**Your objective**
Take the records underneath and set them down exactly.
+++ Available records
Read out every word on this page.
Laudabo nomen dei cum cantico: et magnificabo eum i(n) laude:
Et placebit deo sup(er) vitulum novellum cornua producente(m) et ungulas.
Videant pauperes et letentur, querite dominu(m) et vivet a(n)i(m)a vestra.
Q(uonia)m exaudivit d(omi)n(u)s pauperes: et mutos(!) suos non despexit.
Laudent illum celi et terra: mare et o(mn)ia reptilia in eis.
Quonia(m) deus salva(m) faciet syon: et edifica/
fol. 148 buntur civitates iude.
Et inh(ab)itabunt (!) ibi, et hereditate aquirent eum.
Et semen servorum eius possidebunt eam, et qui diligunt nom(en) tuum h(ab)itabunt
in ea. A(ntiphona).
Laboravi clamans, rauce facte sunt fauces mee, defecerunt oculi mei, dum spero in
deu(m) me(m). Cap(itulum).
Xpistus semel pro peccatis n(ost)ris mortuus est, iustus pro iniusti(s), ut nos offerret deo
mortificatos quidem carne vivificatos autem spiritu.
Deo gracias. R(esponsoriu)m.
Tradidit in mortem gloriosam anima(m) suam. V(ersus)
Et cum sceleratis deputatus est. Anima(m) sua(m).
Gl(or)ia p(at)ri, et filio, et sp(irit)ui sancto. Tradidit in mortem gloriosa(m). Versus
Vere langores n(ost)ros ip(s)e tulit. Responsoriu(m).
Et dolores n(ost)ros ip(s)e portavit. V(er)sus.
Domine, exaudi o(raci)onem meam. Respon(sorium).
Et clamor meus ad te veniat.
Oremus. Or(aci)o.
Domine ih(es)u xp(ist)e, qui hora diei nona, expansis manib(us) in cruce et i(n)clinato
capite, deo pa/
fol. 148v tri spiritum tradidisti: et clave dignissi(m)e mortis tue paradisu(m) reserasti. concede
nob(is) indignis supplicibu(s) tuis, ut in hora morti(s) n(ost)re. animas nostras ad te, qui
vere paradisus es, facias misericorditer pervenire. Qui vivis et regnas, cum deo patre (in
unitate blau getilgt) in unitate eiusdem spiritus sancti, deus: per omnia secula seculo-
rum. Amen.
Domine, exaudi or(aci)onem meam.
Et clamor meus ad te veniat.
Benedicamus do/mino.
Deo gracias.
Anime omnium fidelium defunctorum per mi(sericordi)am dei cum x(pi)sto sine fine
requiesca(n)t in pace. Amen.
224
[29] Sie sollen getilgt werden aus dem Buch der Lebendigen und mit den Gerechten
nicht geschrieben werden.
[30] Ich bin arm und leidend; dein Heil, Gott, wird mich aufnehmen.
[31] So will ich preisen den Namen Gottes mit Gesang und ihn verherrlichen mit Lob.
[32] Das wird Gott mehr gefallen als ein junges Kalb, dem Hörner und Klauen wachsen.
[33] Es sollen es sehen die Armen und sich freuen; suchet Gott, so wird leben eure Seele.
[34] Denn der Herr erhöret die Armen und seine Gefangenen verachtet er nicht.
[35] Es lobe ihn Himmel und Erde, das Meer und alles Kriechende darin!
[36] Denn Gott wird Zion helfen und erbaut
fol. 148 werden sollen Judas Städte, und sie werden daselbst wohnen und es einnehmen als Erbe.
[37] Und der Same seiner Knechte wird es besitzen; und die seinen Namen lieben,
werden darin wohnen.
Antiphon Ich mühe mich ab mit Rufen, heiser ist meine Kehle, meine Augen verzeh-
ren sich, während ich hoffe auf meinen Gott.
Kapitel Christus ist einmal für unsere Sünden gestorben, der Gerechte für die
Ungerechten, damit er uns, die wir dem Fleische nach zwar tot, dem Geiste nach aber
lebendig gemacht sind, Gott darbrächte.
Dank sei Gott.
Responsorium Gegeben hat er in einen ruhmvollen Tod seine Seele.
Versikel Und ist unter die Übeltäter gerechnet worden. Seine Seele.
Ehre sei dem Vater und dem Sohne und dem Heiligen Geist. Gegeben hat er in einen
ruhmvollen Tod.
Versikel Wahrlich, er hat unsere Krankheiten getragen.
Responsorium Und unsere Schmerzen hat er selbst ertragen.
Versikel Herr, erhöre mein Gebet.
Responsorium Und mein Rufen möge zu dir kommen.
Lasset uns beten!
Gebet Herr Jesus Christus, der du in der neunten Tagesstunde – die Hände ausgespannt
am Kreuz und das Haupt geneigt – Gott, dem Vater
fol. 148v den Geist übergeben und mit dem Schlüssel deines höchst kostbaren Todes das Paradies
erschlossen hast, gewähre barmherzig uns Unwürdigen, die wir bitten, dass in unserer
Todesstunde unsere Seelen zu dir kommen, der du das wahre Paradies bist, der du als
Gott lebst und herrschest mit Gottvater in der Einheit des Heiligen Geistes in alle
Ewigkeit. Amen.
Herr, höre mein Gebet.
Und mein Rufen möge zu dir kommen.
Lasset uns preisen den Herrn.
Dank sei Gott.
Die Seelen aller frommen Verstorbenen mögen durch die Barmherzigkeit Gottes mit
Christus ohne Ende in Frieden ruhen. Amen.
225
++++++
**Completed task**
Read out every word on this page.
Laudabo nomen dei cum cantico: et magnificabo eum i(n) laude:
Et placebit deo sup(er) vitulum novellum cornua producente(m) et ungulas.
Videant pauperes et letentur, querite dominu(m) et vivet a(n)i(m)a vestra.
Q(uonia)m exaudivit d(omi)n(u)s pauperes: et mutos(!) suos non despexit.
Laudent illum celi et terra: mare et o(mn)ia reptilia in eis.
Quonia(m) deus salva(m) faciet syon: et edifica/
fol. 148 buntur civitates iude.
Et inh(ab)itabunt (!) ibi, et hereditate aquirent eum.
Et semen servorum eius possidebunt eam, et qui diligunt nom(en) tuum h(ab)itabunt
in ea. A(ntiphona).
Laboravi clamans, rauce facte sunt fauces mee, defecerunt oculi mei, dum spero in
deu(m) me(m). Cap(itulum).
Xpistus semel pro peccatis n(ost)ris mortuus est, iustus pro iniusti(s), ut nos offerret deo
mortificatos quidem carne vivificatos autem spiritu.
Deo gracias. R(esponsoriu)m.
Tradidit in mortem gloriosam anima(m) suam. V(ersus)
Et cum sceleratis deputatus est. Anima(m) sua(m).
Gl(or)ia p(at)ri, et filio, et sp(irit)ui sancto. Tradidit in mortem gloriosa(m). Versus
Vere langores n(ost)ros ip(s)e tulit. Responsoriu(m).
Et dolores n(ost)ros ip(s)e portavit. V(er)sus.
Domine, exaudi o(raci)onem meam. Respon(sorium).
Et clamor meus ad te veniat.
Oremus. Or(aci)o.
Domine ih(es)u xp(ist)e, qui hora diei nona, expansis manib(us) in cruce et i(n)clinato
capite, deo pa/
fol. 148v tri spiritum tradidisti: et clave dignissi(m)e mortis tue paradisu(m) reserasti. concede
nob(is) indignis supplicibu(s) tuis, ut in hora morti(s) n(ost)re. animas nostras ad te, qui
vere paradisus es, facias misericorditer pervenire. Qui vivis et regnas, cum deo patre (in
unitate blau getilgt) in unitate eiusdem spiritus sancti, deus: per omnia secula seculo-
rum. Amen.
Domine, exaudi or(aci)onem meam.
Et clamor meus ad te veniat.
Benedicamus do/mino.
Deo gracias.
Anime omnium fidelium defunctorum per mi(sericordi)am dei cum x(pi)sto sine fine
requiesca(n)t in pace. Amen.
224
[29] Sie sollen getilgt werden aus dem Buch der Lebendigen und mit den Gerechten
nicht geschrieben werden.
[30] Ich bin arm und leidend; dein Heil, Gott, wird mich aufnehmen.
[31] So will ich preisen den Namen Gottes mit Gesang und ihn verherrlichen mit Lob.
[32] Das wird Gott mehr gefallen als ein junges Kalb, dem Hörner und Klauen wachsen.
[33] Es sollen es sehen die Armen und sich freuen; suchet Gott, so wird leben eure Seele.
[34] Denn der Herr erhöret die Armen und seine Gefangenen verachtet er nicht.
[35] Es lobe ihn Himmel und Erde, das Meer und alles Kriechende darin!
[36] Denn Gott wird Zion helfen und erbaut
fol. 148 werden sollen Judas Städte, und sie werden daselbst wohnen und es einnehmen als Erbe.
[37] Und der Same seiner Knechte wird es besitzen; und die seinen Namen lieben,
werden darin wohnen.
Antiphon Ich mühe mich ab mit Rufen, heiser ist meine Kehle, meine Augen verzeh-
ren sich, während ich hoffe auf meinen Gott.
Kapitel Christus ist einmal für unsere Sünden gestorben, der Gerechte für die
Ungerechten, damit er uns, die wir dem Fleische nach zwar tot, dem Geiste nach aber
lebendig gemacht sind, Gott darbrächte.
Dank sei Gott.
Responsorium Gegeben hat er in einen ruhmvollen Tod seine Seele.
Versikel Und ist unter die Übeltäter gerechnet worden. Seine Seele.
Ehre sei dem Vater und dem Sohne und dem Heiligen Geist. Gegeben hat er in einen
ruhmvollen Tod.
Versikel Wahrlich, er hat unsere Krankheiten getragen.
Responsorium Und unsere Schmerzen hat er selbst ertragen.
Versikel Herr, erhöre mein Gebet.
Responsorium Und mein Rufen möge zu dir kommen.
Lasset uns beten!
Gebet Herr Jesus Christus, der du in der neunten Tagesstunde – die Hände ausgespannt
am Kreuz und das Haupt geneigt – Gott, dem Vater
fol. 148v den Geist übergeben und mit dem Schlüssel deines höchst kostbaren Todes das Paradies
erschlossen hast, gewähre barmherzig uns Unwürdigen, die wir bitten, dass in unserer
Todesstunde unsere Seelen zu dir kommen, der du das wahre Paradies bist, der du als
Gott lebst und herrschest mit Gottvater in der Einheit des Heiligen Geistes in alle
Ewigkeit. Amen.
Herr, höre mein Gebet.
Und mein Rufen möge zu dir kommen.
Lasset uns preisen den Herrn.
Dank sei Gott.
Die Seelen aller frommen Verstorbenen mögen durch die Barmherzigkeit Gottes mit
Christus ohne Ende in Frieden ruhen. Amen.
225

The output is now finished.